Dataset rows
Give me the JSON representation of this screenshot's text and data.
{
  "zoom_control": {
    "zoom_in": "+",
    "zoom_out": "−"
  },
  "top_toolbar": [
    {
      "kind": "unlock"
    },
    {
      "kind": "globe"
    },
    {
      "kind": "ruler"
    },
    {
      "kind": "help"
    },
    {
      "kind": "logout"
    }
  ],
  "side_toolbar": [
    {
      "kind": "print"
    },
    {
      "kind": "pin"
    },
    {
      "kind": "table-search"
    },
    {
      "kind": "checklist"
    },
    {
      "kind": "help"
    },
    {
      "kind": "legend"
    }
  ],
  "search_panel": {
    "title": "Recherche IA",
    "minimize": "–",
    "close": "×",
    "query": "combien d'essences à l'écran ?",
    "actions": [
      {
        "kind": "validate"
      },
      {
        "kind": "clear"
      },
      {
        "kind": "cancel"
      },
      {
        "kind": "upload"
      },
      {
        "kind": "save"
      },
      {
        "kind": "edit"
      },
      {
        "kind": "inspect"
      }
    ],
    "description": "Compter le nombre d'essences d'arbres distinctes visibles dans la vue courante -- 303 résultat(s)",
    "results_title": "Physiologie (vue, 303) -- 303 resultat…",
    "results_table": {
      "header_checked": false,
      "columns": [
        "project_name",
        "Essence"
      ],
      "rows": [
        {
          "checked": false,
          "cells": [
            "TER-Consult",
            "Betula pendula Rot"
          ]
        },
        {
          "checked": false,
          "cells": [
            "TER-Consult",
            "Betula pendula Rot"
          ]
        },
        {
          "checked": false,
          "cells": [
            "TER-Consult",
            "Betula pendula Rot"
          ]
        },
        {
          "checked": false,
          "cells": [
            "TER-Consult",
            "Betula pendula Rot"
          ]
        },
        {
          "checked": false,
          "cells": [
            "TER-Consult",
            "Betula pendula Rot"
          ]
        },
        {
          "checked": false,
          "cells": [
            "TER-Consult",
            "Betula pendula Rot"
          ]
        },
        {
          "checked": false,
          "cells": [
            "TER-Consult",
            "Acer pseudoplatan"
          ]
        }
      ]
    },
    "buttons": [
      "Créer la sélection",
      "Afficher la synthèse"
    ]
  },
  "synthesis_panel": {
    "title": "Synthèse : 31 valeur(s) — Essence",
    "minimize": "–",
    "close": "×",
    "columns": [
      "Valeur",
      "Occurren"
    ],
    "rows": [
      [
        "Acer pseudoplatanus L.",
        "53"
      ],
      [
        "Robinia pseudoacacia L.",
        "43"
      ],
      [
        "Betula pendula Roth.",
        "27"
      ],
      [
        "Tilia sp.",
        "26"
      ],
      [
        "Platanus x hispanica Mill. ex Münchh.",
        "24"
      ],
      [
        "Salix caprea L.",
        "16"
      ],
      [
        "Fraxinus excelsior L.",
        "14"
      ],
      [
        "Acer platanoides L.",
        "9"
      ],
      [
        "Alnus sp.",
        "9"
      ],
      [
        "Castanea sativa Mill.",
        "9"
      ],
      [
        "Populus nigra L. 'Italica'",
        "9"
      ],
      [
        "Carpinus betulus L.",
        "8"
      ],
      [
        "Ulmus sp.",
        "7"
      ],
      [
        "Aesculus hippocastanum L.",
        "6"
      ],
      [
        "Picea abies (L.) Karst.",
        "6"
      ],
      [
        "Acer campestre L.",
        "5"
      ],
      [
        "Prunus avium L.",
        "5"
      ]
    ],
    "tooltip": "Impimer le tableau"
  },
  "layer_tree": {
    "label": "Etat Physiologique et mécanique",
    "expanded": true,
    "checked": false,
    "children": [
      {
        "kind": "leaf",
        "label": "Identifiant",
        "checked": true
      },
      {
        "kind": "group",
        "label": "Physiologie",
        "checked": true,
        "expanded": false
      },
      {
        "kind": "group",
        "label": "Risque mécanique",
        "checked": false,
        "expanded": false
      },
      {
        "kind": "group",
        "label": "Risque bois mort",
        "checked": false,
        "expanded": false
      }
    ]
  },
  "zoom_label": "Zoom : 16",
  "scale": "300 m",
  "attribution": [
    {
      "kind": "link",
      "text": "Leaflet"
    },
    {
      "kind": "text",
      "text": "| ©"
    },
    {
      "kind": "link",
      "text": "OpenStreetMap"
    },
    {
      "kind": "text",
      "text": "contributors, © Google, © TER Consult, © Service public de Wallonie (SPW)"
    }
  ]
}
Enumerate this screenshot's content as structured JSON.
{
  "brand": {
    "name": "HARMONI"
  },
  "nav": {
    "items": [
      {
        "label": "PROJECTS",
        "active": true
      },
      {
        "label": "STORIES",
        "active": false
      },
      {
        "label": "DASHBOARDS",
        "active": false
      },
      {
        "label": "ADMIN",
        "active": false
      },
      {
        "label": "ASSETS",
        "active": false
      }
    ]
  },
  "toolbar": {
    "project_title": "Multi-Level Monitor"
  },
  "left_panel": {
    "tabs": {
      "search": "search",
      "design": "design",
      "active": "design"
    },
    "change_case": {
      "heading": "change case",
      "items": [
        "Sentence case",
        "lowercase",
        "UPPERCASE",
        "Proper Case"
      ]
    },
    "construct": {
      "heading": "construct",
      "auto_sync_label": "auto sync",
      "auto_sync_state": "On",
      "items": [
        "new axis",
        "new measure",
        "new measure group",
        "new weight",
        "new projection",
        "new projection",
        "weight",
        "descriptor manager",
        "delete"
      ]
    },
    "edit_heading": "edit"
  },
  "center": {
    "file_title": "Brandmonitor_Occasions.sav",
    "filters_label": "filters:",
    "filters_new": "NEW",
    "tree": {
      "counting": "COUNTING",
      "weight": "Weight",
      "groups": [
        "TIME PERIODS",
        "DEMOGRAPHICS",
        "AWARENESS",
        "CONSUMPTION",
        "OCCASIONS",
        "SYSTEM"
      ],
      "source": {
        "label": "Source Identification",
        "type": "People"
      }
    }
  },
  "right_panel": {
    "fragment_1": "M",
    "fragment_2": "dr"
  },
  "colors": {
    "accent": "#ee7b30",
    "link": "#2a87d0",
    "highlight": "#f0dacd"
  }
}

* _AIM OF THE EXERCISE_
Check each line of the records above for "Physiologie", and copy those that have it.

* _COMPLETE RESPONSE_
    "results_title": "Physiologie (vue, 303) -- 303 resultat…",
        "label": "Physiologie",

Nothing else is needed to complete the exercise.